> _Problem statement_: Locate all lines with the word "icon". Copy them.

> _Data supplied_:
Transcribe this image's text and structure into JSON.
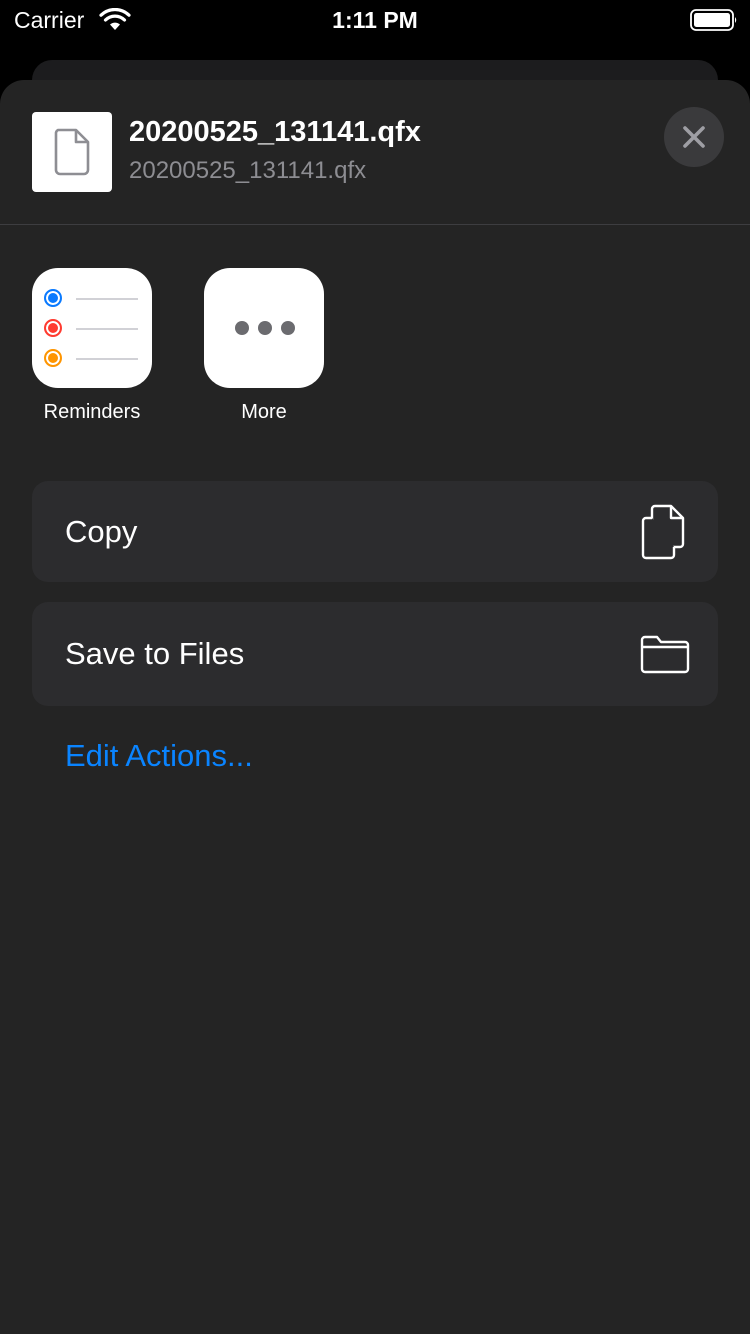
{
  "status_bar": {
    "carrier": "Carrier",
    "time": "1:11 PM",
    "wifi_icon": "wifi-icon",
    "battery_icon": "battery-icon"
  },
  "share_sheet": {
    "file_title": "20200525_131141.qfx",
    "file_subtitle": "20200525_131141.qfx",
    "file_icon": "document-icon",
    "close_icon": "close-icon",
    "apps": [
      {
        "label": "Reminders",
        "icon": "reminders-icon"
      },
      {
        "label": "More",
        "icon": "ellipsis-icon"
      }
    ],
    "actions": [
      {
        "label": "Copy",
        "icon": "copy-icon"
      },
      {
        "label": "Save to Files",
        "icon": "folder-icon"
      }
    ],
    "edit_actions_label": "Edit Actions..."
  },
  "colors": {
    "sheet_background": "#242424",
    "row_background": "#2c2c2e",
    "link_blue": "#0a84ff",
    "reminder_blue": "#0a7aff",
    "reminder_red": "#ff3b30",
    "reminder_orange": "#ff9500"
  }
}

> _Written response_:
    "wifi_icon": "wifi-icon",
    "battery_icon": "battery-icon"
    "file_icon": "document-icon",
    "close_icon": "close-icon",
        "icon": "reminders-icon"
        "icon": "ellipsis-icon"
        "icon": "copy-icon"
        "icon": "folder-icon"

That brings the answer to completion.